[WRITTEN INSTRUCTION] Where a line below holds the string "bahwa", copy that line.

[MATERIAL FOR THE TASK]
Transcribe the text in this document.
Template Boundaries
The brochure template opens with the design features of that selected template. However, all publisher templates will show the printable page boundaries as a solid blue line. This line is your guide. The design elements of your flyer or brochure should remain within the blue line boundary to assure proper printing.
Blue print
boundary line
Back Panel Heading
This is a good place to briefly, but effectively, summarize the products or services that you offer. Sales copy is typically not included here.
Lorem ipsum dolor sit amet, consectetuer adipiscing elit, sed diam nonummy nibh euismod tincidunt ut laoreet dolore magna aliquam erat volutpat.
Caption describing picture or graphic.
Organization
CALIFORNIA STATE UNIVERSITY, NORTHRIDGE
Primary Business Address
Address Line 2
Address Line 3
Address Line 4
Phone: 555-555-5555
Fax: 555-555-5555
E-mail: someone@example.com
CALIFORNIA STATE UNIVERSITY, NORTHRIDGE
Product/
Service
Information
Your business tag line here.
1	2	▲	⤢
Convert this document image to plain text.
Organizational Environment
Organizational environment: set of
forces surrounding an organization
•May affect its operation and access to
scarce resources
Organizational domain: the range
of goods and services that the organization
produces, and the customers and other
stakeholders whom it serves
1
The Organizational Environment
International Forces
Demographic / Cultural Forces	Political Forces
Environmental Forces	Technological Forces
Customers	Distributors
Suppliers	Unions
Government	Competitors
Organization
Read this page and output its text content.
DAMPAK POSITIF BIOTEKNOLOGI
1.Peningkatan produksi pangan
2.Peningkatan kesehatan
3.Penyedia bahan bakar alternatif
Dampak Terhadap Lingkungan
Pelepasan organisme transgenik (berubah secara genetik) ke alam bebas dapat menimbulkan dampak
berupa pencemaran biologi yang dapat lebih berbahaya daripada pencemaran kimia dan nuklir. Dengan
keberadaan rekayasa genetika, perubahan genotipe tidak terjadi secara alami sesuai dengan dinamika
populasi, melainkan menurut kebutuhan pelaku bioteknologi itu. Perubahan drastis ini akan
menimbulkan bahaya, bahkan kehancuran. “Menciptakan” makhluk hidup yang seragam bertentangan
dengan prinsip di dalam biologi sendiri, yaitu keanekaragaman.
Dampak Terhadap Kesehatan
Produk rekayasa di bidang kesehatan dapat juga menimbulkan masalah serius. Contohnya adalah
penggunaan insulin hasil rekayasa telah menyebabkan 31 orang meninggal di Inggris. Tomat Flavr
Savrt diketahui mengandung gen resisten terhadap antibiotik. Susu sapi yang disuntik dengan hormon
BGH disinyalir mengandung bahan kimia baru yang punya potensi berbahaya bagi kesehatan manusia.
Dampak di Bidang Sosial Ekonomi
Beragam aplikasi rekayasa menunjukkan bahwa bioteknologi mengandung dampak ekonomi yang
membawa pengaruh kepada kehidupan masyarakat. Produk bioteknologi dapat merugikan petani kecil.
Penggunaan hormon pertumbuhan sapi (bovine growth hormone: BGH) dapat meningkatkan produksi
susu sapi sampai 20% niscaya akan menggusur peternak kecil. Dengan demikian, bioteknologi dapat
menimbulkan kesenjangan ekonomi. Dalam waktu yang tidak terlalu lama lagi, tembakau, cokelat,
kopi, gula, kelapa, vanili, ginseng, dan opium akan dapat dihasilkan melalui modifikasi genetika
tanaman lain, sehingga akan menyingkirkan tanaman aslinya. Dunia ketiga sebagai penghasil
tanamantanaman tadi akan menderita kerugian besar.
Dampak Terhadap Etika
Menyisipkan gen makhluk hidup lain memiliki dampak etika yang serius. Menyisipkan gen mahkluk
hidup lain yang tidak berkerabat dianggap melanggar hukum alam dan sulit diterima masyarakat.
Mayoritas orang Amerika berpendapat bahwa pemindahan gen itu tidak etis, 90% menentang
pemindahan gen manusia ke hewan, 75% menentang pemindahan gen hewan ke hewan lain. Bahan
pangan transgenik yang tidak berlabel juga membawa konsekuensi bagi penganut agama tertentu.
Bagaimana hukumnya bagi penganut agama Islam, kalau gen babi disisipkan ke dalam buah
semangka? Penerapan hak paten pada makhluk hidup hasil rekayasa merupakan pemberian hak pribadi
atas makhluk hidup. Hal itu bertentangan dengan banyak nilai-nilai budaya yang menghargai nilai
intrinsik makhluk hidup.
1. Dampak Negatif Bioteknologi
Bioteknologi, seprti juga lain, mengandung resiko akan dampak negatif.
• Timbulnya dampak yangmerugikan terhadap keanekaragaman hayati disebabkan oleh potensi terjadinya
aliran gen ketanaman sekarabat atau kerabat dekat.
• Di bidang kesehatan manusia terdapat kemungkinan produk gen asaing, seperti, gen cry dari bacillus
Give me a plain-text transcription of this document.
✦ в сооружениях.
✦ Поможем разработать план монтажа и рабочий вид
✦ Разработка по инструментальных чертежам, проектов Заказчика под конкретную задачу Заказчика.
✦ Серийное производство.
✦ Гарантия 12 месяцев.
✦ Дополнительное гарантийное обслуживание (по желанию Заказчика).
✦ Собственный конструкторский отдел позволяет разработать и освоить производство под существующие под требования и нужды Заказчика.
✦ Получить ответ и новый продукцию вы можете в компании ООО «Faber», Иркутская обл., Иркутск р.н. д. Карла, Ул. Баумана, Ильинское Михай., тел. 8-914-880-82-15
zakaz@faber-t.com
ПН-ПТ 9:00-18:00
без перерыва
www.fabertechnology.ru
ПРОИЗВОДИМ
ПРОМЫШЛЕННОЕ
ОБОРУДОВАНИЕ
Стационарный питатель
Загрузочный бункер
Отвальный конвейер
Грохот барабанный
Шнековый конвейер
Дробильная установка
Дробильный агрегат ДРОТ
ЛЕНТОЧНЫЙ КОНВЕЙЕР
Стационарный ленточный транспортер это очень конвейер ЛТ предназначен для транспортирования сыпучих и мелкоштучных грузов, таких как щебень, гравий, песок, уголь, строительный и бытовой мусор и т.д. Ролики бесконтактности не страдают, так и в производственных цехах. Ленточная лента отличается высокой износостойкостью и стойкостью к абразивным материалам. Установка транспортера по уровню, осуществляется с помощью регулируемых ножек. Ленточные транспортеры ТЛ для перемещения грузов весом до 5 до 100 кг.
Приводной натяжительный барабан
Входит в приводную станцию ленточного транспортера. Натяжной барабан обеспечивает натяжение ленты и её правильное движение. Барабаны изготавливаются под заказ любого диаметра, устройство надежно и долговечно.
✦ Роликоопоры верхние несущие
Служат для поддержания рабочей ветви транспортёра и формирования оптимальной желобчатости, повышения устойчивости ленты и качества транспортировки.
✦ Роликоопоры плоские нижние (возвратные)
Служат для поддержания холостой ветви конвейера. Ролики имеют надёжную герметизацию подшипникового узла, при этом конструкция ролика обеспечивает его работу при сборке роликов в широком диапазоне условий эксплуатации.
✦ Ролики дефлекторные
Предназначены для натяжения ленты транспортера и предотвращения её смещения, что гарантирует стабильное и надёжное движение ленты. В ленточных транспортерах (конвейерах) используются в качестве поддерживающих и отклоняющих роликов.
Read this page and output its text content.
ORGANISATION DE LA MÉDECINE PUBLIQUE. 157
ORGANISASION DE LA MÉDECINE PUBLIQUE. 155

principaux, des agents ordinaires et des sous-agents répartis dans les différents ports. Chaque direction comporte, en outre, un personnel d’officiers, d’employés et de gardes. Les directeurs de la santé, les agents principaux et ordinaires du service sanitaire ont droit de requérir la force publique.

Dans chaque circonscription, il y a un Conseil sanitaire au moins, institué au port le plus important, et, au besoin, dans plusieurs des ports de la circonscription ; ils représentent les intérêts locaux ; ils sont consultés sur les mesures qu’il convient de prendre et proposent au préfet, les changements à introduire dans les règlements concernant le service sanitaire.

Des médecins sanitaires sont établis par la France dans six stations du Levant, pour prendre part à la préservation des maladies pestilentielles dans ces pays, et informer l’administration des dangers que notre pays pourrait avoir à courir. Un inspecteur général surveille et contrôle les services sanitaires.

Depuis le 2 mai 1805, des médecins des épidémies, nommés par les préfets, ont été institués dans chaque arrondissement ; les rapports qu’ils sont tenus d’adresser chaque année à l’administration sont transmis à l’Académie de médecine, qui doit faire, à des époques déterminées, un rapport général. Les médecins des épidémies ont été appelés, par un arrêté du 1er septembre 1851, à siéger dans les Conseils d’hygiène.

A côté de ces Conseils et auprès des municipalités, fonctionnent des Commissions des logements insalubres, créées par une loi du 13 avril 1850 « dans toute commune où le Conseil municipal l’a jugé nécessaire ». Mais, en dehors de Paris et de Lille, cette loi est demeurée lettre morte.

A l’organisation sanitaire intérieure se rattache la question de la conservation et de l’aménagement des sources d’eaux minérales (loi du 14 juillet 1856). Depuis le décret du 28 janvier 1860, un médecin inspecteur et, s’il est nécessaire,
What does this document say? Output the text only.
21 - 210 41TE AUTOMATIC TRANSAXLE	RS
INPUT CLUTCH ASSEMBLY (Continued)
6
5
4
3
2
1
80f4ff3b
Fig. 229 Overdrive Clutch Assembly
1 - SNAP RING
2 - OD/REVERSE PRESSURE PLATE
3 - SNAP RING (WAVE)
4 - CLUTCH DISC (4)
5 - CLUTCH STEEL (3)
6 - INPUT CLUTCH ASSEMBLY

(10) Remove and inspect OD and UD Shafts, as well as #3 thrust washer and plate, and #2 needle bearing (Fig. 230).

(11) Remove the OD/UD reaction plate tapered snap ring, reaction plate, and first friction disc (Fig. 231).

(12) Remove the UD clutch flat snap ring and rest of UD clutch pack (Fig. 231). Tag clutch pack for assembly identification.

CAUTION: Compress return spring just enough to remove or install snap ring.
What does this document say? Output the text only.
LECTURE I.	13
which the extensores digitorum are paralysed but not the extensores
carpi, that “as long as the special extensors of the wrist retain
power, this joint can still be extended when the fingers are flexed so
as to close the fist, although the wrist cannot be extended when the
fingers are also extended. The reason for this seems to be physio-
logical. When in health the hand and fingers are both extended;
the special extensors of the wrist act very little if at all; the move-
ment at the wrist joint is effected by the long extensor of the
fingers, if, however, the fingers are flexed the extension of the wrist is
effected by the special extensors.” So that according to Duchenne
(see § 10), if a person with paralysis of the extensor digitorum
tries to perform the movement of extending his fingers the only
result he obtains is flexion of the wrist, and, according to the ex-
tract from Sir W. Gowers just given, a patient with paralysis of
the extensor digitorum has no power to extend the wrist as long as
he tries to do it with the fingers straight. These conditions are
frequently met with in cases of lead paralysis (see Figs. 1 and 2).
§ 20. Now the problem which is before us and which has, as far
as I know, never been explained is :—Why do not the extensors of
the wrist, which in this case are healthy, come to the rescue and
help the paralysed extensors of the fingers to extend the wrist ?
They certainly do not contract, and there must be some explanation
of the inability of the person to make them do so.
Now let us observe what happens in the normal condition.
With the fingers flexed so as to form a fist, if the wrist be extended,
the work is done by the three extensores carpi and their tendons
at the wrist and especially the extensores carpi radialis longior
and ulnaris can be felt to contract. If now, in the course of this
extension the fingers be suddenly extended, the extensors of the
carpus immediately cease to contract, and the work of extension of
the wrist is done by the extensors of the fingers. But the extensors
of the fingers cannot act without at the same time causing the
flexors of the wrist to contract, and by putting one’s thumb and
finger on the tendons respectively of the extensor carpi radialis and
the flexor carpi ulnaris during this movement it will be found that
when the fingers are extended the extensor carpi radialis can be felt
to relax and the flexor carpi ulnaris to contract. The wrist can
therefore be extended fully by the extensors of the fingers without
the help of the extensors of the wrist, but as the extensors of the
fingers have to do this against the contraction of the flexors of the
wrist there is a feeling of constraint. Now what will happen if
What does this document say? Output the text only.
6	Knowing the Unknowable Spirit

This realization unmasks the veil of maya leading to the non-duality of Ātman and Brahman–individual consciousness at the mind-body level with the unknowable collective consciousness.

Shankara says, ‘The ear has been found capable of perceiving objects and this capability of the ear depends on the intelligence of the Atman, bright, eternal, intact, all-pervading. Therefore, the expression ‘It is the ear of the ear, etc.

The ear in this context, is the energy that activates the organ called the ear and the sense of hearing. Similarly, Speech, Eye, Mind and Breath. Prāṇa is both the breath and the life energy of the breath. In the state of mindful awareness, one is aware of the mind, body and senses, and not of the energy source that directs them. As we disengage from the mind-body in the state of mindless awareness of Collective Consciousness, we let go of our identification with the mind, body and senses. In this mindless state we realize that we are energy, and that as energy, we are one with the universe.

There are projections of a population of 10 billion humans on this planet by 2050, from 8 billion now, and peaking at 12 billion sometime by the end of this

[OUTPUT FOR THIS EXERCISE]
Beragam aplikasi rekayasa menunjukkan bahwa bioteknologi mengandung dampak ekonomi yang
Mayoritas orang Amerika berpendapat bahwa pemindahan gen itu tidak etis, 90% menentang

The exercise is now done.